Select, from the data, each line where "toµn" occurs.
Start of Listing
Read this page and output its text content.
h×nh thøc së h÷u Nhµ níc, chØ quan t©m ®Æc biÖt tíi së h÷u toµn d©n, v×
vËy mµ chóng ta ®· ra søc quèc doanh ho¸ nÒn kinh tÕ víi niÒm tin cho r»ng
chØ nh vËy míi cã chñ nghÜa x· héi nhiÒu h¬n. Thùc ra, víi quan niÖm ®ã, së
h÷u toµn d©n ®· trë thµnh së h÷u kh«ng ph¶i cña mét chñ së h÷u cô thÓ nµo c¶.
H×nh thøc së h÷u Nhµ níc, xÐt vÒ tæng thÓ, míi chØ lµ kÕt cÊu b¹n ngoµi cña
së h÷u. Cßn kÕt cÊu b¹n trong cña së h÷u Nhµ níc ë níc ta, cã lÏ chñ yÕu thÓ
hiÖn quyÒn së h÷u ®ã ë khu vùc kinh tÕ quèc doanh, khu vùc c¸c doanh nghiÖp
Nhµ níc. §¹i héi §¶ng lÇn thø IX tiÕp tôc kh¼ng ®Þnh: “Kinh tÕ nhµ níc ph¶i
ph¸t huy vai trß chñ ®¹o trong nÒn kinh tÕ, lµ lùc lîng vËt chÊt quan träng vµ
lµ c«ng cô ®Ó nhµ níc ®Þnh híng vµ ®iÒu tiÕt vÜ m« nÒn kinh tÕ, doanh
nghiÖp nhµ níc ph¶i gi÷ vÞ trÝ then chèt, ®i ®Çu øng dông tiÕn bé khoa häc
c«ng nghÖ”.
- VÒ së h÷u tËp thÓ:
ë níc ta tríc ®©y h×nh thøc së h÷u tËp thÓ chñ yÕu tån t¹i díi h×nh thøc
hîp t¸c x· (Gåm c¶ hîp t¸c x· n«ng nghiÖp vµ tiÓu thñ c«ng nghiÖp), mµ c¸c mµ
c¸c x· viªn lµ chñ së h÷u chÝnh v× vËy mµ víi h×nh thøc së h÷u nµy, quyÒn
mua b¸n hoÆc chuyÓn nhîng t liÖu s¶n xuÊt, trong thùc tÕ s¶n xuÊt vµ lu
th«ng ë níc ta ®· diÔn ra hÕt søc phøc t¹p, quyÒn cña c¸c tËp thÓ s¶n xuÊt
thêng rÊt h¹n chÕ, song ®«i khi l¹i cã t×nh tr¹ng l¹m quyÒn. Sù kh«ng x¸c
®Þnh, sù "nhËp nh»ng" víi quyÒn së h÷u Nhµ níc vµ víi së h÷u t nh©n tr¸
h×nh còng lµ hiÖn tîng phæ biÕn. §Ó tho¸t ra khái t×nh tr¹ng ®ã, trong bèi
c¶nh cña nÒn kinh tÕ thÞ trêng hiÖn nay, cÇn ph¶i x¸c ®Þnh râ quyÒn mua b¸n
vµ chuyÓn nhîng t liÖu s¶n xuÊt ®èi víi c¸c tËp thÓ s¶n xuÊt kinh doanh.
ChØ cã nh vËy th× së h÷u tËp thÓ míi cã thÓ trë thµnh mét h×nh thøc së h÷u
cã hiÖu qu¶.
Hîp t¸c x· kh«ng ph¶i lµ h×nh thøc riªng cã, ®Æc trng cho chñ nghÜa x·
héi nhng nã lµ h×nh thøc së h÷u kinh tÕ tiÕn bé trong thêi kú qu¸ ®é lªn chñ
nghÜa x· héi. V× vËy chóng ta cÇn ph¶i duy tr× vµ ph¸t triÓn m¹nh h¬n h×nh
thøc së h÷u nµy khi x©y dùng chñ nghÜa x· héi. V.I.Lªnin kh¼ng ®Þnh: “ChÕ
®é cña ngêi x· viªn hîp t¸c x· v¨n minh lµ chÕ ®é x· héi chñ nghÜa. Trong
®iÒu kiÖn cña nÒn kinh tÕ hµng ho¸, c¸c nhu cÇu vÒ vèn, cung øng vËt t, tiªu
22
End of Listing
=== Written response ===
h×nh thøc së h÷u Nhµ níc, chØ quan t©m ®Æc biÖt tíi së h÷u toµn d©n, v×
h÷u toµn d©n ®· trë thµnh së h÷u kh«ng ph¶i cña mét chñ së h÷u cô thÓ nµo c¶.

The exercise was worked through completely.